Reproduce every line of the material below, but drop the pictures.

== SUPPLIED DATA ==

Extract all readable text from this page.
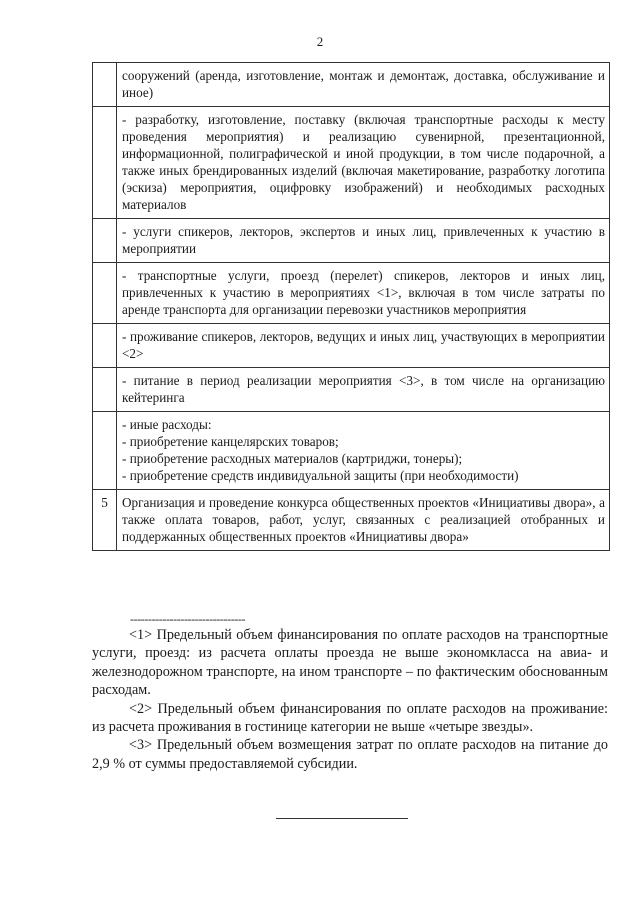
2
	сооружений (аренда, изготовление, монтаж и демонтаж, доставка, обслуживание и иное)
	- разработку, изготовление, поставку (включая транспортные расходы к месту проведения мероприятия) и реализацию сувенирной, презентационной, информационной, полиграфической и иной продукции, в том числе подарочной, а также иных брендированных изделий (включая макетирование, разработку логотипа (эскиза) мероприятия, оцифровку изображений) и необходимых расходных материалов
	- услуги спикеров, лекторов, экспертов и иных лиц, привлеченных к участию в мероприятии
	- транспортные услуги, проезд (перелет) спикеров, лекторов и иных лиц, привлеченных к участию в мероприятиях <1>, включая в том числе затраты по аренде транспорта для организации перевозки участников мероприятия
	- проживание спикеров, лекторов, ведущих и иных лиц, участвующих в мероприятии <2>
	- питание в период реализации мероприятия <3>, в том числе на организацию кейтеринга

	- иные расходы:
- приобретение канцелярских товаров;
- приобретение расходных материалов (картриджи, тонеры);
- приобретение средств индивидуальной защиты (при необходимости)

5	Организация и проведение конкурса общественных проектов «Инициативы двора», а также оплата товаров, работ, услуг, связанных с реализацией отобранных и поддержанных общественных проектов «Инициативы двора»
--------------------------------

<1> Предельный объем финансирования по оплате расходов на транспортные услуги, проезд: из расчета оплаты проезда не выше экономкласса на авиа- и железнодорожном транспорте, на ином транспорте – по фактическим обоснованным расходам.

<2> Предельный объем финансирования по оплате расходов на проживание: из расчета проживания в гостинице категории не выше «четыре звезды».

<3> Предельный объем возмещения затрат по оплате расходов на питание до 2,9 % от суммы предоставляемой субсидии.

===

**TASK RESULT**
Extract all readable text from this page.
2
	сооружений (аренда, изготовление, монтаж и демонтаж, доставка, обслуживание и иное)
	- разработку, изготовление, поставку (включая транспортные расходы к месту проведения мероприятия) и реализацию сувенирной, презентационной, информационной, полиграфической и иной продукции, в том числе подарочной, а также иных брендированных изделий (включая макетирование, разработку логотипа (эскиза) мероприятия, оцифровку изображений) и необходимых расходных материалов
	- услуги спикеров, лекторов, экспертов и иных лиц, привлеченных к участию в мероприятии
	- транспортные услуги, проезд (перелет) спикеров, лекторов и иных лиц, привлеченных к участию в мероприятиях <1>, включая в том числе затраты по аренде транспорта для организации перевозки участников мероприятия
	- проживание спикеров, лекторов, ведущих и иных лиц, участвующих в мероприятии <2>
	- питание в период реализации мероприятия <3>, в том числе на организацию кейтеринга

	- иные расходы:
- приобретение канцелярских товаров;
- приобретение расходных материалов (картриджи, тонеры);
- приобретение средств индивидуальной защиты (при необходимости)

5	Организация и проведение конкурса общественных проектов «Инициативы двора», а также оплата товаров, работ, услуг, связанных с реализацией отобранных и поддержанных общественных проектов «Инициативы двора»
--------------------------------

<1> Предельный объем финансирования по оплате расходов на транспортные услуги, проезд: из расчета оплаты проезда не выше экономкласса на авиа- и железнодорожном транспорте, на ином транспорте – по фактическим обоснованным расходам.

<2> Предельный объем финансирования по оплате расходов на проживание: из расчета проживания в гостинице категории не выше «четыре звезды».

<3> Предельный объем возмещения затрат по оплате расходов на питание до 2,9 % от суммы предоставляемой субсидии.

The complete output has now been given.